PROBLEM STATEMENT » Exactly reproduce all the records, keeping pictures out of the copy.

EXERCISE INPUTS »

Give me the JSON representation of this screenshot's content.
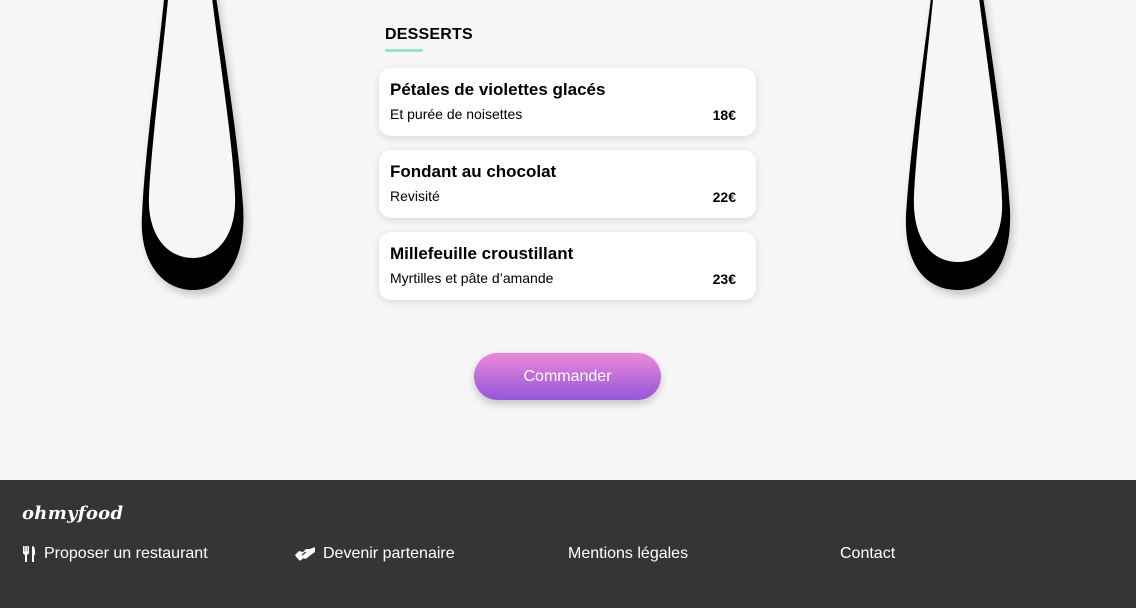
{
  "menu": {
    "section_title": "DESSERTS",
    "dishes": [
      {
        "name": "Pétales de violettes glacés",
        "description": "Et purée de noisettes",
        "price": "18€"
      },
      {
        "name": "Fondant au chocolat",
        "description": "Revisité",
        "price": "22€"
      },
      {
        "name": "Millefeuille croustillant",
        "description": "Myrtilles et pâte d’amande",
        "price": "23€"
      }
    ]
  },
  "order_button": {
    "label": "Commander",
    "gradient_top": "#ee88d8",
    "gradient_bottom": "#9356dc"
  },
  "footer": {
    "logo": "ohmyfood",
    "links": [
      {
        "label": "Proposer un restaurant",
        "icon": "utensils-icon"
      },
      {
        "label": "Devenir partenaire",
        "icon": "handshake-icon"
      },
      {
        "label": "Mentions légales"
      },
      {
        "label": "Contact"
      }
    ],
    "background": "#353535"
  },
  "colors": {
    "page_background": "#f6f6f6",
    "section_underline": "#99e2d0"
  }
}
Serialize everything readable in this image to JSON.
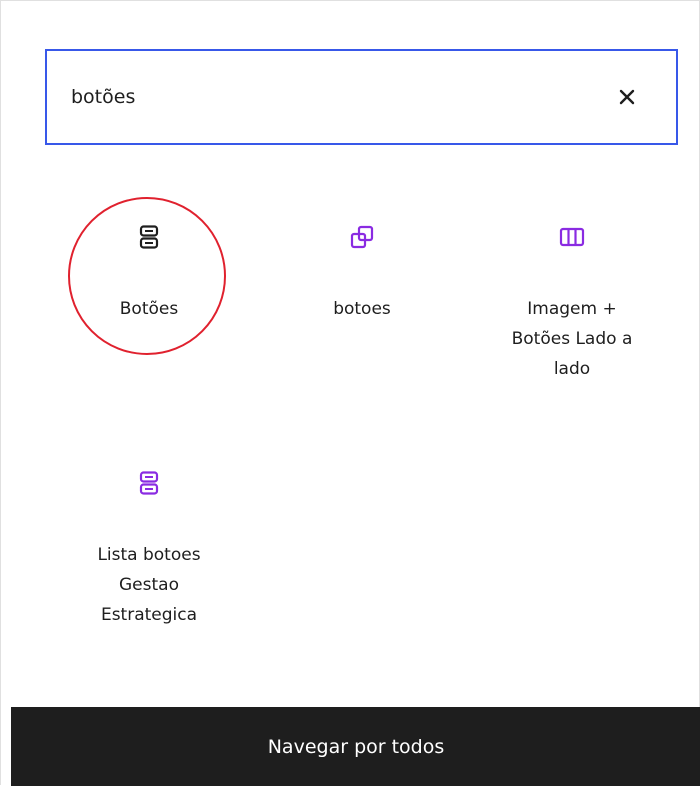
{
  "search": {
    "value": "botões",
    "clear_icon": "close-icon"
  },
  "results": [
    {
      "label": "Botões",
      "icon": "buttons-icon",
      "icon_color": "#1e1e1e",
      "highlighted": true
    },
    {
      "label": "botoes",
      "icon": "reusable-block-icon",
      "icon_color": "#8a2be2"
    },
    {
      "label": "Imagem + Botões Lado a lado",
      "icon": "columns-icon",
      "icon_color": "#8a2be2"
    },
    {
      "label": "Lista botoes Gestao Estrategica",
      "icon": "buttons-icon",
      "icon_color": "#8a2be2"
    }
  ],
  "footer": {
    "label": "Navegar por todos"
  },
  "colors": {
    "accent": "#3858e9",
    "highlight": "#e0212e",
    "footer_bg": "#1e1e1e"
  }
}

RESPONSE TO THE EXERCISE »
Give me the JSON representation of this screenshot's content.
{
  "menu": {
    "section_title": "DESSERTS",
    "dishes": [
      {
        "name": "Pétales de violettes glacés",
        "description": "Et purée de noisettes",
        "price": "18€"
      },
      {
        "name": "Fondant au chocolat",
        "description": "Revisité",
        "price": "22€"
      },
      {
        "name": "Millefeuille croustillant",
        "description": "Myrtilles et pâte d’amande",
        "price": "23€"
      }
    ]
  },
  "order_button": {
    "label": "Commander",
    "gradient_top": "#ee88d8",
    "gradient_bottom": "#9356dc"
  },
  "footer": {
    "logo": "ohmyfood",
    "links": [
      {
        "label": "Proposer un restaurant",
        "icon": "utensils-icon"
      },
      {
        "label": "Devenir partenaire",
        "icon": "handshake-icon"
      },
      {
        "label": "Mentions légales"
      },
      {
        "label": "Contact"
      }
    ],
    "background": "#353535"
  },
  "colors": {
    "page_background": "#f6f6f6",
    "section_underline": "#99e2d0"
  }
}
Serialize everything readable in this image to JSON.
{
  "search": {
    "value": "botões",
    "clear_icon": "close-icon"
  },
  "results": [
    {
      "label": "Botões",
      "icon": "buttons-icon",
      "icon_color": "#1e1e1e",
      "highlighted": true
    },
    {
      "label": "botoes",
      "icon": "reusable-block-icon",
      "icon_color": "#8a2be2"
    },
    {
      "label": "Imagem + Botões Lado a lado",
      "icon": "columns-icon",
      "icon_color": "#8a2be2"
    },
    {
      "label": "Lista botoes Gestao Estrategica",
      "icon": "buttons-icon",
      "icon_color": "#8a2be2"
    }
  ],
  "footer": {
    "label": "Navegar por todos"
  },
  "colors": {
    "accent": "#3858e9",
    "highlight": "#e0212e",
    "footer_bg": "#1e1e1e"
  }
}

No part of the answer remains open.